## start Given data

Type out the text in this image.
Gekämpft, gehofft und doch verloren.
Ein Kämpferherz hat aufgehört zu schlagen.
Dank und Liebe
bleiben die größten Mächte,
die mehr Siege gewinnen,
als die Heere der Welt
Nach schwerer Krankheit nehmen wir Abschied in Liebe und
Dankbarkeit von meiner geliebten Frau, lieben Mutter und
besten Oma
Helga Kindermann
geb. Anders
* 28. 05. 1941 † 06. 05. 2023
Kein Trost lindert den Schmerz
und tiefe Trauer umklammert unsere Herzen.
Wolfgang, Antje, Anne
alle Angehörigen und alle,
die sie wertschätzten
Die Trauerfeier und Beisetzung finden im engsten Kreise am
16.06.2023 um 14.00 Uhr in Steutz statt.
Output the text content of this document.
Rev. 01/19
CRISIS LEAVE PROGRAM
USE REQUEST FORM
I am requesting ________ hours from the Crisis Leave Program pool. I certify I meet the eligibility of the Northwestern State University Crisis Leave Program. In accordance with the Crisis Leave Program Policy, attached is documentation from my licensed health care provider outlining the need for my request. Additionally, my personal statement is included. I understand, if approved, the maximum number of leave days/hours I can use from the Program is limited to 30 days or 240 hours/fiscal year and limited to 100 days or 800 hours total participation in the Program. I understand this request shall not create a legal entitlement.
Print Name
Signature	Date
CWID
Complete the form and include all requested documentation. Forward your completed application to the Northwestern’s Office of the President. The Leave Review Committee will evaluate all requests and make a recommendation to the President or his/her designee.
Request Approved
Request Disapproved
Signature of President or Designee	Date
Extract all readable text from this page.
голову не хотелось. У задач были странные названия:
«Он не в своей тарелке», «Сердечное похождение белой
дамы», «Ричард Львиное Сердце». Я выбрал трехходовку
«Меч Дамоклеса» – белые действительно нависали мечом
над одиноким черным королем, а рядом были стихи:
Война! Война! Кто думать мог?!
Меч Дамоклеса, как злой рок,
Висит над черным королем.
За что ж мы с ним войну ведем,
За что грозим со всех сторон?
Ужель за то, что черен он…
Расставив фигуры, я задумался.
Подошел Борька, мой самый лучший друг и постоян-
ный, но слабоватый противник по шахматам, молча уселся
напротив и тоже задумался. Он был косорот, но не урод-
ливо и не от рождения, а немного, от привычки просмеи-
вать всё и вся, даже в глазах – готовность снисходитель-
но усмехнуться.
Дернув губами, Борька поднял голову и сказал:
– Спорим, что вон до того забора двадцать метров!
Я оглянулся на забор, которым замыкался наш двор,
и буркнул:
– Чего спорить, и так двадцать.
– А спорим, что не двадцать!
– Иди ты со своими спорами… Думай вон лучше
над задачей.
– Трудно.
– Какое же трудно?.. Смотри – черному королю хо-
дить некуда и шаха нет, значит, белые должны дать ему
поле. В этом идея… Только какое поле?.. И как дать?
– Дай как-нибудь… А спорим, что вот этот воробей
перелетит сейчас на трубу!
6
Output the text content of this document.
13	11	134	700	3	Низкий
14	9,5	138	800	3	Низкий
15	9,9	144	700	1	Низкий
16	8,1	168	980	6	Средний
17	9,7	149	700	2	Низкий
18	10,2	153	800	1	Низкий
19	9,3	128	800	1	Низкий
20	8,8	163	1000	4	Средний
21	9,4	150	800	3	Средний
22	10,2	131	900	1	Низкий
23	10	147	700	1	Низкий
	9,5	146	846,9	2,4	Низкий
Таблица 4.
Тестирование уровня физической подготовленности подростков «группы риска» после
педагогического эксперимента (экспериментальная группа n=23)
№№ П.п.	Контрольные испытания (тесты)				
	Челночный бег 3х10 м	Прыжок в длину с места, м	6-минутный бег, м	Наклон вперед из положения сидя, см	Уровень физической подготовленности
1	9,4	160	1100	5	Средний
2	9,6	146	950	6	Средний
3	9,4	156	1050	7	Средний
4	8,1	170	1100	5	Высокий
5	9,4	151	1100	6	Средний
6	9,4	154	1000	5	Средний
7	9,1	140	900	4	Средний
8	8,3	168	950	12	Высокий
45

## end Given data

• Task prompt: Identify each line of the material where the word "голову" shows up, and copy it.

• Reply:
голову не хотелось. У задач были странные названия:
Дернув губами, Борька поднял голову и сказал:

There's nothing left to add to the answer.